# Required work
Search the material below for the word "values". Copy every line that has it.

# Data for this task
^^^^^^^^^^^^^^^^
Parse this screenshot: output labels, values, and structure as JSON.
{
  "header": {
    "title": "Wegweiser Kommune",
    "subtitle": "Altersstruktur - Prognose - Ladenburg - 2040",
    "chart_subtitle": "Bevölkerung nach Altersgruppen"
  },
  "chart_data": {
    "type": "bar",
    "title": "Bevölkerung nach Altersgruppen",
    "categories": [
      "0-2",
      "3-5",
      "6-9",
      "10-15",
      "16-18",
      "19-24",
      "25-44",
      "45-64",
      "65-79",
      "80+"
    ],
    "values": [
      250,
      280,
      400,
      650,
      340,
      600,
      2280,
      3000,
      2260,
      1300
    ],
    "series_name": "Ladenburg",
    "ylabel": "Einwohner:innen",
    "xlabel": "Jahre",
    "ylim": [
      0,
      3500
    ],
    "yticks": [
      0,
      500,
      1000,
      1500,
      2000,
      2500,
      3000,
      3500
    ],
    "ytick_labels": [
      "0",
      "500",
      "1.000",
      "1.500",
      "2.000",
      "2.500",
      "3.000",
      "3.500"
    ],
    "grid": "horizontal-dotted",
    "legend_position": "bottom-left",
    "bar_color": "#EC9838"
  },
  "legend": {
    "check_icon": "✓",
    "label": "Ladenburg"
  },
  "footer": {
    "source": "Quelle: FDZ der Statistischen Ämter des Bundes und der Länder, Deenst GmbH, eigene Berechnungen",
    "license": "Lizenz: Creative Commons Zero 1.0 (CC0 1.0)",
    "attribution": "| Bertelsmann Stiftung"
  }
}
^^^^^^^^^^^^^^^^
# Full answer
Parse this screenshot: output labels, values, and structure as JSON.
    "values": [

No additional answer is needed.